__Record list__:
— Begin —

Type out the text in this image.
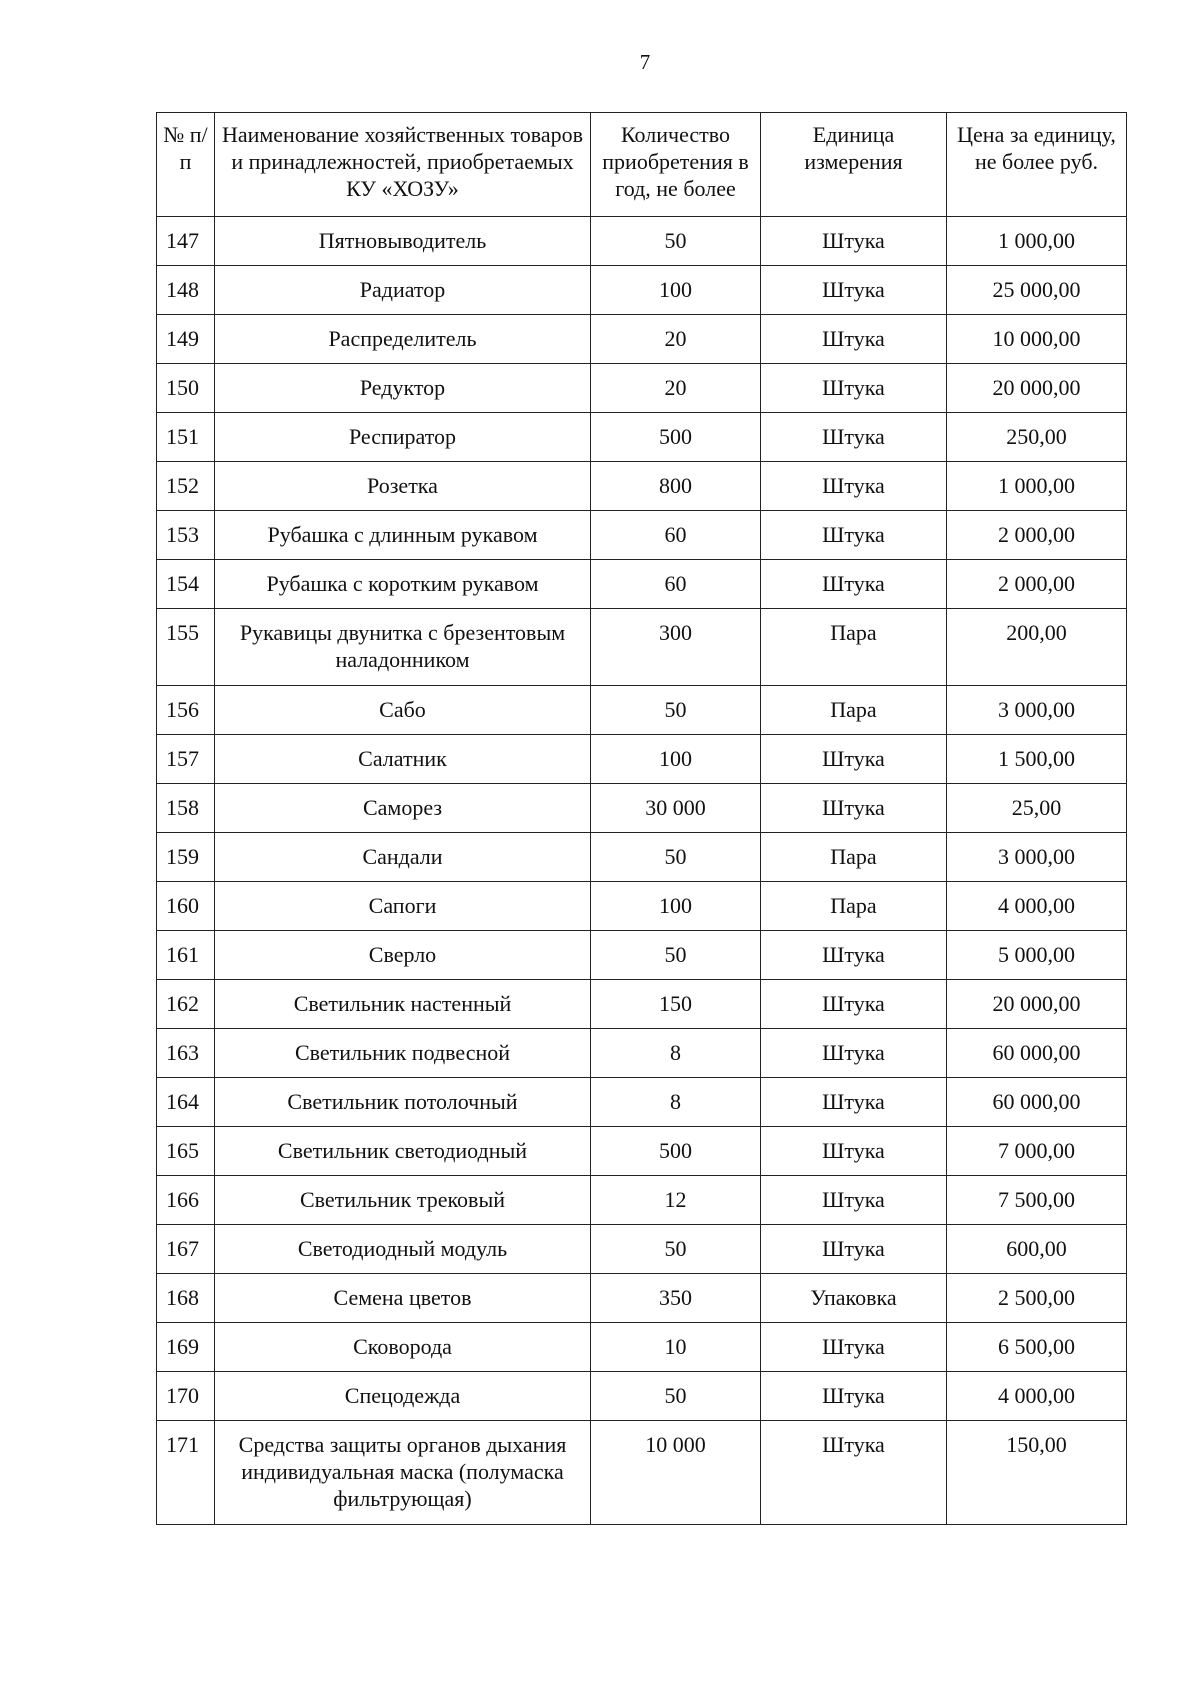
7
№ п/п	Наименование хозяйственных товаров и принадлежностей, приобретаемых КУ «ХОЗУ»	Количество приобретения в год, не более	Единица измерения	Цена за единицу, не более руб.
147	Пятновыводитель	50	Штука	1 000,00
148	Радиатор	100	Штука	25 000,00
149	Распределитель	20	Штука	10 000,00
150	Редуктор	20	Штука	20 000,00
151	Респиратор	500	Штука	250,00
152	Розетка	800	Штука	1 000,00
153	Рубашка с длинным рукавом	60	Штука	2 000,00
154	Рубашка с коротким рукавом	60	Штука	2 000,00
155	Рукавицы двунитка с брезентовым наладонником	300	Пара	200,00
156	Сабо	50	Пара	3 000,00
157	Салатник	100	Штука	1 500,00
158	Саморез	30 000	Штука	25,00
159	Сандали	50	Пара	3 000,00
160	Сапоги	100	Пара	4 000,00
161	Сверло	50	Штука	5 000,00
162	Светильник настенный	150	Штука	20 000,00
163	Светильник подвесной	8	Штука	60 000,00
164	Светильник потолочный	8	Штука	60 000,00
165	Светильник светодиодный	500	Штука	7 000,00
166	Светильник трековый	12	Штука	7 500,00
167	Светодиодный модуль	50	Штука	600,00
168	Семена цветов	350	Упаковка	2 500,00
169	Сковорода	10	Штука	6 500,00
170	Спецодежда	50	Штука	4 000,00
171	Средства защиты органов дыхания индивидуальная маска (полумаска фильтрующая)	10 000	Штука	150,00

— End —

__Do this__: Pictures are to be left out; repeat all the remaining data exactly.

__Result__:
Type out the text in this image.
7
№ п/п	Наименование хозяйственных товаров и принадлежностей, приобретаемых КУ «ХОЗУ»	Количество приобретения в год, не более	Единица измерения	Цена за единицу, не более руб.
147	Пятновыводитель	50	Штука	1 000,00
148	Радиатор	100	Штука	25 000,00
149	Распределитель	20	Штука	10 000,00
150	Редуктор	20	Штука	20 000,00
151	Респиратор	500	Штука	250,00
152	Розетка	800	Штука	1 000,00
153	Рубашка с длинным рукавом	60	Штука	2 000,00
154	Рубашка с коротким рукавом	60	Штука	2 000,00
155	Рукавицы двунитка с брезентовым наладонником	300	Пара	200,00
156	Сабо	50	Пара	3 000,00
157	Салатник	100	Штука	1 500,00
158	Саморез	30 000	Штука	25,00
159	Сандали	50	Пара	3 000,00
160	Сапоги	100	Пара	4 000,00
161	Сверло	50	Штука	5 000,00
162	Светильник настенный	150	Штука	20 000,00
163	Светильник подвесной	8	Штука	60 000,00
164	Светильник потолочный	8	Штука	60 000,00
165	Светильник светодиодный	500	Штука	7 000,00
166	Светильник трековый	12	Штука	7 500,00
167	Светодиодный модуль	50	Штука	600,00
168	Семена цветов	350	Упаковка	2 500,00
169	Сковорода	10	Штука	6 500,00
170	Спецодежда	50	Штука	4 000,00
171	Средства защиты органов дыхания индивидуальная маска (полумаска фильтрующая)	10 000	Штука	150,00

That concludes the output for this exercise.